(PROVIDED DATA):
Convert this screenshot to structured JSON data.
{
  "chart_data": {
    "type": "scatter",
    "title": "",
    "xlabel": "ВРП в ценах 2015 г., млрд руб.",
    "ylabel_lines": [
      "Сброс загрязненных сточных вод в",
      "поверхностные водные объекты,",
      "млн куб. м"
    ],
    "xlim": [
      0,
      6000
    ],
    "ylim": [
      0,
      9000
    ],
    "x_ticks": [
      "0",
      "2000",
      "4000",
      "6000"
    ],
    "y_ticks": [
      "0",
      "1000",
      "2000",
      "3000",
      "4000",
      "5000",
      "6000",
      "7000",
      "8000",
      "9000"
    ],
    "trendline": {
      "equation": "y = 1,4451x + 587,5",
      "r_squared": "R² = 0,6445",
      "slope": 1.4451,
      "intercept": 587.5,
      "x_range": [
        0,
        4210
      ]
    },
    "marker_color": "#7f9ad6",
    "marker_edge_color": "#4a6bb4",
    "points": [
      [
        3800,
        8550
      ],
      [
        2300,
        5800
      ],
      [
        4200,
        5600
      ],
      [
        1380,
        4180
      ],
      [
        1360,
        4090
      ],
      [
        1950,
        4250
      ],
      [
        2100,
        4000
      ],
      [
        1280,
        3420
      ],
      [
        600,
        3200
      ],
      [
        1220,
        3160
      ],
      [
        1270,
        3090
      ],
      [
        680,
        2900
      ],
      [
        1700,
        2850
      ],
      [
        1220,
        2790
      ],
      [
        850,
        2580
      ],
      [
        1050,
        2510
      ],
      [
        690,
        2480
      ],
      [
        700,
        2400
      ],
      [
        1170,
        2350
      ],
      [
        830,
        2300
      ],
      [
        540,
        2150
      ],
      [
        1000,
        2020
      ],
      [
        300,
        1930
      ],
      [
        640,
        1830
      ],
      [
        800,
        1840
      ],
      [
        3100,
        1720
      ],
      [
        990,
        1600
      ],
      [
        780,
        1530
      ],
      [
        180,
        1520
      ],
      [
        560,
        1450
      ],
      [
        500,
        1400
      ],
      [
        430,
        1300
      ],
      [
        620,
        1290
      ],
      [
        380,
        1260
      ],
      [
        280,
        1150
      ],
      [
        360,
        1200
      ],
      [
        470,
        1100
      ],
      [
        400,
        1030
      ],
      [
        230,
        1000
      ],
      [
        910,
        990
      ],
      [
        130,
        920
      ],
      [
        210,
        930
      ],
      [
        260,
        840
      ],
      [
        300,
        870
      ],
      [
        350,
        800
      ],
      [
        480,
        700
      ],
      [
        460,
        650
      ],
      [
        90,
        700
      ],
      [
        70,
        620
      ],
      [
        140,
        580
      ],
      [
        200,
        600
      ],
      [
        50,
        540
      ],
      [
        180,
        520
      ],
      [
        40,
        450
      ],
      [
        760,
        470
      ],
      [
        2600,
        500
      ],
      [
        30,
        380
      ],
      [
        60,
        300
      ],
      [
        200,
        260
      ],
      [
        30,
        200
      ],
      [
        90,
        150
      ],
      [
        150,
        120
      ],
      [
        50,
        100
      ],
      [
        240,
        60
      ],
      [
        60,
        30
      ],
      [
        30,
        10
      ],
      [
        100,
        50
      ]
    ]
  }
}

(REQUIREMENTS): Set every line of the listing down word for word.

(SOLUTION FOR THIS PROBLEM):
Convert this screenshot to structured JSON data.
{
  "chart_data": {
    "type": "scatter",
    "title": "",
    "xlabel": "ВРП в ценах 2015 г., млрд руб.",
    "ylabel_lines": [
      "Сброс загрязненных сточных вод в",
      "поверхностные водные объекты,",
      "млн куб. м"
    ],
    "xlim": [
      0,
      6000
    ],
    "ylim": [
      0,
      9000
    ],
    "x_ticks": [
      "0",
      "2000",
      "4000",
      "6000"
    ],
    "y_ticks": [
      "0",
      "1000",
      "2000",
      "3000",
      "4000",
      "5000",
      "6000",
      "7000",
      "8000",
      "9000"
    ],
    "trendline": {
      "equation": "y = 1,4451x + 587,5",
      "r_squared": "R² = 0,6445",
      "slope": 1.4451,
      "intercept": 587.5,
      "x_range": [
        0,
        4210
      ]
    },
    "marker_color": "#7f9ad6",
    "marker_edge_color": "#4a6bb4",
    "points": [
      [
        3800,
        8550
      ],
      [
        2300,
        5800
      ],
      [
        4200,
        5600
      ],
      [
        1380,
        4180
      ],
      [
        1360,
        4090
      ],
      [
        1950,
        4250
      ],
      [
        2100,
        4000
      ],
      [
        1280,
        3420
      ],
      [
        600,
        3200
      ],
      [
        1220,
        3160
      ],
      [
        1270,
        3090
      ],
      [
        680,
        2900
      ],
      [
        1700,
        2850
      ],
      [
        1220,
        2790
      ],
      [
        850,
        2580
      ],
      [
        1050,
        2510
      ],
      [
        690,
        2480
      ],
      [
        700,
        2400
      ],
      [
        1170,
        2350
      ],
      [
        830,
        2300
      ],
      [
        540,
        2150
      ],
      [
        1000,
        2020
      ],
      [
        300,
        1930
      ],
      [
        640,
        1830
      ],
      [
        800,
        1840
      ],
      [
        3100,
        1720
      ],
      [
        990,
        1600
      ],
      [
        780,
        1530
      ],
      [
        180,
        1520
      ],
      [
        560,
        1450
      ],
      [
        500,
        1400
      ],
      [
        430,
        1300
      ],
      [
        620,
        1290
      ],
      [
        380,
        1260
      ],
      [
        280,
        1150
      ],
      [
        360,
        1200
      ],
      [
        470,
        1100
      ],
      [
        400,
        1030
      ],
      [
        230,
        1000
      ],
      [
        910,
        990
      ],
      [
        130,
        920
      ],
      [
        210,
        930
      ],
      [
        260,
        840
      ],
      [
        300,
        870
      ],
      [
        350,
        800
      ],
      [
        480,
        700
      ],
      [
        460,
        650
      ],
      [
        90,
        700
      ],
      [
        70,
        620
      ],
      [
        140,
        580
      ],
      [
        200,
        600
      ],
      [
        50,
        540
      ],
      [
        180,
        520
      ],
      [
        40,
        450
      ],
      [
        760,
        470
      ],
      [
        2600,
        500
      ],
      [
        30,
        380
      ],
      [
        60,
        300
      ],
      [
        200,
        260
      ],
      [
        30,
        200
      ],
      [
        90,
        150
      ],
      [
        150,
        120
      ],
      [
        50,
        100
      ],
      [
        240,
        60
      ],
      [
        60,
        30
      ],
      [
        30,
        10
      ],
      [
        100,
        50
      ]
    ]
  }
}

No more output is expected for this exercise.